Reproduce the items below, swapping "Localize" for "Locate" and leaving everything else unchanged.

--- START OF EXTRACTED RECORDS ---

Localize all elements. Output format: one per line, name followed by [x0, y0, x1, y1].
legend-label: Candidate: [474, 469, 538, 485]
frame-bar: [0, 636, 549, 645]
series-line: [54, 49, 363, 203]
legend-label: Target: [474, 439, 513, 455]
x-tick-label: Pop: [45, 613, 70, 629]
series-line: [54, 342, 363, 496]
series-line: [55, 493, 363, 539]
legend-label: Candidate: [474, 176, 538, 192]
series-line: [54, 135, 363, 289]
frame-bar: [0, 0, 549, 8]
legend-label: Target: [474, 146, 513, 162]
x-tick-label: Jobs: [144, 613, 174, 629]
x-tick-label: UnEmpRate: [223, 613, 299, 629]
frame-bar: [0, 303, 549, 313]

--- END OF EXTRACTED RECORDS ---

**RESULT OF THIS TASK**
Locate all elements. Output format: one per line, name followed by [x0, y0, x1, y1].
legend-label: Candidate: [474, 469, 538, 485]
frame-bar: [0, 636, 549, 645]
series-line: [54, 49, 363, 203]
legend-label: Target: [474, 439, 513, 455]
x-tick-label: Pop: [45, 613, 70, 629]
series-line: [54, 342, 363, 496]
series-line: [55, 493, 363, 539]
legend-label: Candidate: [474, 176, 538, 192]
series-line: [54, 135, 363, 289]
frame-bar: [0, 0, 549, 8]
legend-label: Target: [474, 146, 513, 162]
x-tick-label: Jobs: [144, 613, 174, 629]
x-tick-label: UnEmpRate: [223, 613, 299, 629]
frame-bar: [0, 303, 549, 313]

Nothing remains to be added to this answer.